Print the entries verbatim, leaving out the images they contain.

● ● ●

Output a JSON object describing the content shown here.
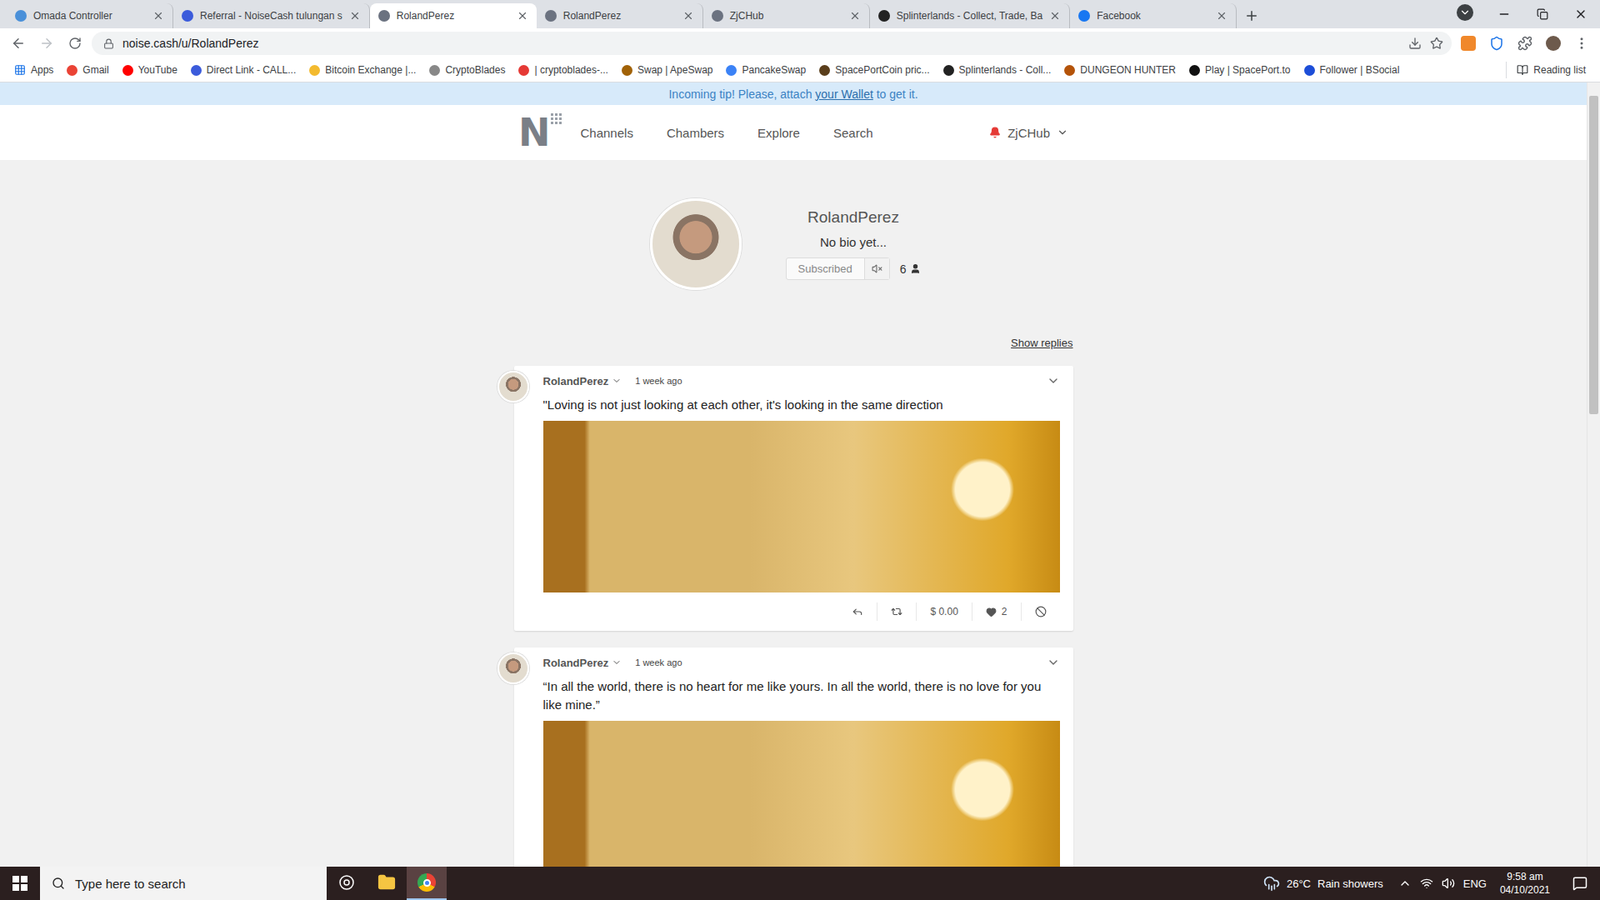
{
  "browser": {
    "tabs": [
      {
        "label": "Omada Controller",
        "selected": false,
        "color": "#4a90d9"
      },
      {
        "label": "Referral - NoiseCash tulungan s",
        "selected": false,
        "color": "#3b5bdb"
      },
      {
        "label": "RolandPerez",
        "selected": true,
        "color": "#6b7280"
      },
      {
        "label": "RolandPerez",
        "selected": false,
        "color": "#6b7280"
      },
      {
        "label": "ZjCHub",
        "selected": false,
        "color": "#6b7280"
      },
      {
        "label": "Splinterlands - Collect, Trade, Ba",
        "selected": false,
        "color": "#222222"
      },
      {
        "label": "Facebook",
        "selected": false,
        "color": "#1877f2"
      }
    ],
    "address": "noise.cash/u/RolandPerez",
    "bookmarks": [
      {
        "label": "Apps",
        "kind": "apps",
        "color": "#1a73e8"
      },
      {
        "label": "Gmail",
        "kind": "site",
        "color": "#ea4335"
      },
      {
        "label": "YouTube",
        "kind": "site",
        "color": "#ff0000"
      },
      {
        "label": "Direct Link - CALL...",
        "kind": "site",
        "color": "#3b5bdb"
      },
      {
        "label": "Bitcoin Exchange |...",
        "kind": "site",
        "color": "#f3ba2f"
      },
      {
        "label": "CryptoBlades",
        "kind": "site",
        "color": "#888888"
      },
      {
        "label": "| cryptoblades-...",
        "kind": "site",
        "color": "#e53935"
      },
      {
        "label": "Swap | ApeSwap",
        "kind": "site",
        "color": "#a16207"
      },
      {
        "label": "PancakeSwap",
        "kind": "site",
        "color": "#3b82f6"
      },
      {
        "label": "SpacePortCoin pric...",
        "kind": "site",
        "color": "#5a3e1b"
      },
      {
        "label": "Splinterlands - Coll...",
        "kind": "site",
        "color": "#222222"
      },
      {
        "label": "DUNGEON HUNTER",
        "kind": "site",
        "color": "#b45309"
      },
      {
        "label": "Play | SpacePort.to",
        "kind": "site",
        "color": "#111111"
      },
      {
        "label": "Follower | BSocial",
        "kind": "site",
        "color": "#1d4ed8"
      }
    ],
    "reading_list": "Reading list"
  },
  "page": {
    "notice": {
      "before": "Incoming tip! Please, attach ",
      "link": "your Wallet",
      "after": " to get it."
    },
    "header": {
      "logo": "N",
      "nav": [
        "Channels",
        "Chambers",
        "Explore",
        "Search"
      ],
      "user": "ZjCHub",
      "has_notifications": true
    },
    "profile": {
      "name": "RolandPerez",
      "bio": "No bio yet...",
      "subscribe_label": "Subscribed",
      "subscribers": "6"
    },
    "show_replies": "Show replies",
    "posts": [
      {
        "author": "RolandPerez",
        "time": "1 week ago",
        "text": "\"Loving is not just looking at each other, it's looking in the same direction",
        "tip": "$ 0.00",
        "likes": "2"
      },
      {
        "author": "RolandPerez",
        "time": "1 week ago",
        "text": "“In all the world, there is no heart for me like yours. In all the world, there is no love for you like mine.”"
      }
    ],
    "scrollbar": {
      "level": 0.42
    }
  },
  "taskbar": {
    "search_placeholder": "Type here to search",
    "apps": [
      {
        "kind": "task",
        "active": false
      },
      {
        "kind": "folder",
        "active": false
      },
      {
        "kind": "chrome",
        "active": true
      }
    ],
    "weather": {
      "temp": "26°C",
      "condition": "Rain showers"
    },
    "language": "ENG",
    "time": "9:58 am",
    "date": "04/10/2021"
  }
}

● ● ●

Solution to this exercise:
Output a JSON object describing the content shown here.
{
  "browser": {
    "tabs": [
      {
        "label": "Omada Controller",
        "selected": false,
        "color": "#4a90d9"
      },
      {
        "label": "Referral - NoiseCash tulungan s",
        "selected": false,
        "color": "#3b5bdb"
      },
      {
        "label": "RolandPerez",
        "selected": true,
        "color": "#6b7280"
      },
      {
        "label": "RolandPerez",
        "selected": false,
        "color": "#6b7280"
      },
      {
        "label": "ZjCHub",
        "selected": false,
        "color": "#6b7280"
      },
      {
        "label": "Splinterlands - Collect, Trade, Ba",
        "selected": false,
        "color": "#222222"
      },
      {
        "label": "Facebook",
        "selected": false,
        "color": "#1877f2"
      }
    ],
    "address": "noise.cash/u/RolandPerez",
    "bookmarks": [
      {
        "label": "Apps",
        "kind": "apps",
        "color": "#1a73e8"
      },
      {
        "label": "Gmail",
        "kind": "site",
        "color": "#ea4335"
      },
      {
        "label": "YouTube",
        "kind": "site",
        "color": "#ff0000"
      },
      {
        "label": "Direct Link - CALL...",
        "kind": "site",
        "color": "#3b5bdb"
      },
      {
        "label": "Bitcoin Exchange |...",
        "kind": "site",
        "color": "#f3ba2f"
      },
      {
        "label": "CryptoBlades",
        "kind": "site",
        "color": "#888888"
      },
      {
        "label": "| cryptoblades-...",
        "kind": "site",
        "color": "#e53935"
      },
      {
        "label": "Swap | ApeSwap",
        "kind": "site",
        "color": "#a16207"
      },
      {
        "label": "PancakeSwap",
        "kind": "site",
        "color": "#3b82f6"
      },
      {
        "label": "SpacePortCoin pric...",
        "kind": "site",
        "color": "#5a3e1b"
      },
      {
        "label": "Splinterlands - Coll...",
        "kind": "site",
        "color": "#222222"
      },
      {
        "label": "DUNGEON HUNTER",
        "kind": "site",
        "color": "#b45309"
      },
      {
        "label": "Play | SpacePort.to",
        "kind": "site",
        "color": "#111111"
      },
      {
        "label": "Follower | BSocial",
        "kind": "site",
        "color": "#1d4ed8"
      }
    ],
    "reading_list": "Reading list"
  },
  "page": {
    "notice": {
      "before": "Incoming tip! Please, attach ",
      "link": "your Wallet",
      "after": " to get it."
    },
    "header": {
      "logo": "N",
      "nav": [
        "Channels",
        "Chambers",
        "Explore",
        "Search"
      ],
      "user": "ZjCHub",
      "has_notifications": true
    },
    "profile": {
      "name": "RolandPerez",
      "bio": "No bio yet...",
      "subscribe_label": "Subscribed",
      "subscribers": "6"
    },
    "show_replies": "Show replies",
    "posts": [
      {
        "author": "RolandPerez",
        "time": "1 week ago",
        "text": "\"Loving is not just looking at each other, it's looking in the same direction",
        "tip": "$ 0.00",
        "likes": "2"
      },
      {
        "author": "RolandPerez",
        "time": "1 week ago",
        "text": "“In all the world, there is no heart for me like yours. In all the world, there is no love for you like mine.”"
      }
    ],
    "scrollbar": {
      "level": 0.42
    }
  },
  "taskbar": {
    "search_placeholder": "Type here to search",
    "apps": [
      {
        "kind": "task",
        "active": false
      },
      {
        "kind": "folder",
        "active": false
      },
      {
        "kind": "chrome",
        "active": true
      }
    ],
    "weather": {
      "temp": "26°C",
      "condition": "Rain showers"
    },
    "language": "ENG",
    "time": "9:58 am",
    "date": "04/10/2021"
  }
}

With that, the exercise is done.